Task to complete: Of all the lines in the material, how many include the word "Count"? Reply with the number alone.

● ● ● ●

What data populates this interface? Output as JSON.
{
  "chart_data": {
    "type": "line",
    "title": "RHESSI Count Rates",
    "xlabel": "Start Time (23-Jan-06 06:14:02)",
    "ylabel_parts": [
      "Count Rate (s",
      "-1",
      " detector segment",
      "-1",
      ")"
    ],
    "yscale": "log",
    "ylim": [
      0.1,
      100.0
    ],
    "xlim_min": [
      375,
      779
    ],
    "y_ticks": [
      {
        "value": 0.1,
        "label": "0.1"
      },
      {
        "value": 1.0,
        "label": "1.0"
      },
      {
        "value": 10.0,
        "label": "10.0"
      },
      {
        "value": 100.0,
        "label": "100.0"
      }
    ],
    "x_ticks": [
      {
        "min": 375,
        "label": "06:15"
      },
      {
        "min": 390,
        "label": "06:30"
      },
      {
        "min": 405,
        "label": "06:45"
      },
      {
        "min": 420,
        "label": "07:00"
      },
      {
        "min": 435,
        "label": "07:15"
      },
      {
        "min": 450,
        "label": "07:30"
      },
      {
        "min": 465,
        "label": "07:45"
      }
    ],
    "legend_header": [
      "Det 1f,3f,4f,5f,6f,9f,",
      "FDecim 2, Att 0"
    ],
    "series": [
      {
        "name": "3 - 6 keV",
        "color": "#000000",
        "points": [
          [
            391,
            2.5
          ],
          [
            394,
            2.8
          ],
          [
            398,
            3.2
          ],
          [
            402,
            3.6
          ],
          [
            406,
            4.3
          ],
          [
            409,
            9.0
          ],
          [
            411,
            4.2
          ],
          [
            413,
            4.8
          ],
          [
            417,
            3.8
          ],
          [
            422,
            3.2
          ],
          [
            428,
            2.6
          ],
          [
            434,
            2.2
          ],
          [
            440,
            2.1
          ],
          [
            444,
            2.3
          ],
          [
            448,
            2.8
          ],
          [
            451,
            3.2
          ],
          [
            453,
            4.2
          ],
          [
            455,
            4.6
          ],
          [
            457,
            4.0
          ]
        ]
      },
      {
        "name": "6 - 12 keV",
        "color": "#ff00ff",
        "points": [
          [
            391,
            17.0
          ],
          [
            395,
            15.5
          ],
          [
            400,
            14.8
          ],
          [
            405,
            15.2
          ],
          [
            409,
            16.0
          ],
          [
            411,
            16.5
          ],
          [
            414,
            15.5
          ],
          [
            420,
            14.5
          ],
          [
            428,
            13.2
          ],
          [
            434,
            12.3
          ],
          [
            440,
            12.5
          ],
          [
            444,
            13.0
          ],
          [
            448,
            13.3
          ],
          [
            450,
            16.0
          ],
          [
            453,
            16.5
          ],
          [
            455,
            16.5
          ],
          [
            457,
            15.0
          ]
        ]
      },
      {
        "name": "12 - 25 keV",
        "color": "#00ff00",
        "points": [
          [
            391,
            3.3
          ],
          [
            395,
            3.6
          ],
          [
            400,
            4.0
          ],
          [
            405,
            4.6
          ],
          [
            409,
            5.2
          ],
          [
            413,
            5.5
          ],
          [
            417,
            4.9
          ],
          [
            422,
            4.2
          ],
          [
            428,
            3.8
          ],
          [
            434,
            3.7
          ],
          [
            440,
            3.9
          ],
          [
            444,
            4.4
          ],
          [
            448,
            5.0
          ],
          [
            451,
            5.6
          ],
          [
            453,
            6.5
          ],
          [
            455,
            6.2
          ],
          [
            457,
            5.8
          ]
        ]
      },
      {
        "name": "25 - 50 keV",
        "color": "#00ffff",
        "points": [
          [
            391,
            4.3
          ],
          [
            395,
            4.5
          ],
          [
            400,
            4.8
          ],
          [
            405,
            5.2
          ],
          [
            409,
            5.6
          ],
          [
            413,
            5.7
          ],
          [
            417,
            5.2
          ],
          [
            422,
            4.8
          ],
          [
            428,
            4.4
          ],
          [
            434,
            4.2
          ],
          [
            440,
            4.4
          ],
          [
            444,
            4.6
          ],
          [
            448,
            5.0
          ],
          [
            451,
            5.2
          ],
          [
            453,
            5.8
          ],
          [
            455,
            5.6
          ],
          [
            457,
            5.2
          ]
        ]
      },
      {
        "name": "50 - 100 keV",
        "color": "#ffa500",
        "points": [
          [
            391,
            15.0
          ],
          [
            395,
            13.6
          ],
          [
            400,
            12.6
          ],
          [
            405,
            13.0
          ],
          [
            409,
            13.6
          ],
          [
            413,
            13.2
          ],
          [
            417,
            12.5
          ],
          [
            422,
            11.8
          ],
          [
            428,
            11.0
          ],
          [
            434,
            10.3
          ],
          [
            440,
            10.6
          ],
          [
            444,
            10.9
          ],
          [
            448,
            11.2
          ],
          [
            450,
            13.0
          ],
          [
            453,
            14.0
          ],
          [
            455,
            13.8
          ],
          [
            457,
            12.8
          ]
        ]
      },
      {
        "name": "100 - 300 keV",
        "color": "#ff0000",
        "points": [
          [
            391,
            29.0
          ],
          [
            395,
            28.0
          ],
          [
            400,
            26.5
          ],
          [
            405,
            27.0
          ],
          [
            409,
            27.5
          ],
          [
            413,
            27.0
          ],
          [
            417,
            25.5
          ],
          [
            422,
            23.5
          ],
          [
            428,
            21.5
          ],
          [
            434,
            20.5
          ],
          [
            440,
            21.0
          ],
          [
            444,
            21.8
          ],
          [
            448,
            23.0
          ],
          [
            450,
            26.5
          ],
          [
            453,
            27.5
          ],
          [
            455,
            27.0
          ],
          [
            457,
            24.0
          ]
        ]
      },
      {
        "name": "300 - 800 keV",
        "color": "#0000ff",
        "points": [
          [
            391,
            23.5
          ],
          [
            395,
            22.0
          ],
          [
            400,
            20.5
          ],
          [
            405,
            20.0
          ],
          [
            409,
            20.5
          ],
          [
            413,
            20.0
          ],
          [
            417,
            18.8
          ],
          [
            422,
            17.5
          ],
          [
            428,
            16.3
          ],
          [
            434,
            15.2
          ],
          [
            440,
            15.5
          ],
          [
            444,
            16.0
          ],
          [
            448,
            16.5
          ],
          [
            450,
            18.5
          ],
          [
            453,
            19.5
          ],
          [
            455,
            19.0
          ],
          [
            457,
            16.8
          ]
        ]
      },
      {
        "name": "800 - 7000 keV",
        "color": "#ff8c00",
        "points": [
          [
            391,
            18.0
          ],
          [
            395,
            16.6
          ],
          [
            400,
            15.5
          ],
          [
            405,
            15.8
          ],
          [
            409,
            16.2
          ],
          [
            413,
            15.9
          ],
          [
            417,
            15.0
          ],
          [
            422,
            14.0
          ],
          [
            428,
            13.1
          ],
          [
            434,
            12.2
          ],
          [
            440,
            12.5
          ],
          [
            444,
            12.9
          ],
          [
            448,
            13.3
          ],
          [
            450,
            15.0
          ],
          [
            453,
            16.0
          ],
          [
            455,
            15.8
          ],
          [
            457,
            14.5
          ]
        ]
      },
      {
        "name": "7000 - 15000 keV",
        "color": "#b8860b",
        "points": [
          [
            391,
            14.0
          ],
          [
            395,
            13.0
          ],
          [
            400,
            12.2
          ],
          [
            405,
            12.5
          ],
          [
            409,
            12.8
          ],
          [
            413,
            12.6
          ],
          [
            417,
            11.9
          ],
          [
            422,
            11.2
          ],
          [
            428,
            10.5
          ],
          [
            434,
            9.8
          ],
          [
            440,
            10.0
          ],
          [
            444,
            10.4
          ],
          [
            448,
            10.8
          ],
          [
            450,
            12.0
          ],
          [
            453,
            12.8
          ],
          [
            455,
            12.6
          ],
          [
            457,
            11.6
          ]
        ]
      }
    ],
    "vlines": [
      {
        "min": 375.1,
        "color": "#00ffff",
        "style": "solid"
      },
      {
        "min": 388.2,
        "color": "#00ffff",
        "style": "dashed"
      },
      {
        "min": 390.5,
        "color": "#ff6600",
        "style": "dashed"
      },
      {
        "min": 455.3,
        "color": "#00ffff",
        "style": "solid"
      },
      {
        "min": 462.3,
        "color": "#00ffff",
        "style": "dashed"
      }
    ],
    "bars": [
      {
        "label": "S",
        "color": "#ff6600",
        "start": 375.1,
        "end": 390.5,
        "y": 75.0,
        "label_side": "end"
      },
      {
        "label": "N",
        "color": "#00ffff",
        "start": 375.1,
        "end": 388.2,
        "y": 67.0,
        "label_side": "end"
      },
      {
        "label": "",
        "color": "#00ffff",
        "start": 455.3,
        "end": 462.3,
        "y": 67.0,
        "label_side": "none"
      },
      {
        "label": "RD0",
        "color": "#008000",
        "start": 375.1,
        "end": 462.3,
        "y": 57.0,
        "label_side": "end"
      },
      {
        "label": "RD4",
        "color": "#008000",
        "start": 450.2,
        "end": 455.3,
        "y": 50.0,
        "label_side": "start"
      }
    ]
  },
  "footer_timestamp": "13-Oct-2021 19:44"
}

● ● ● ●

Task solution: 2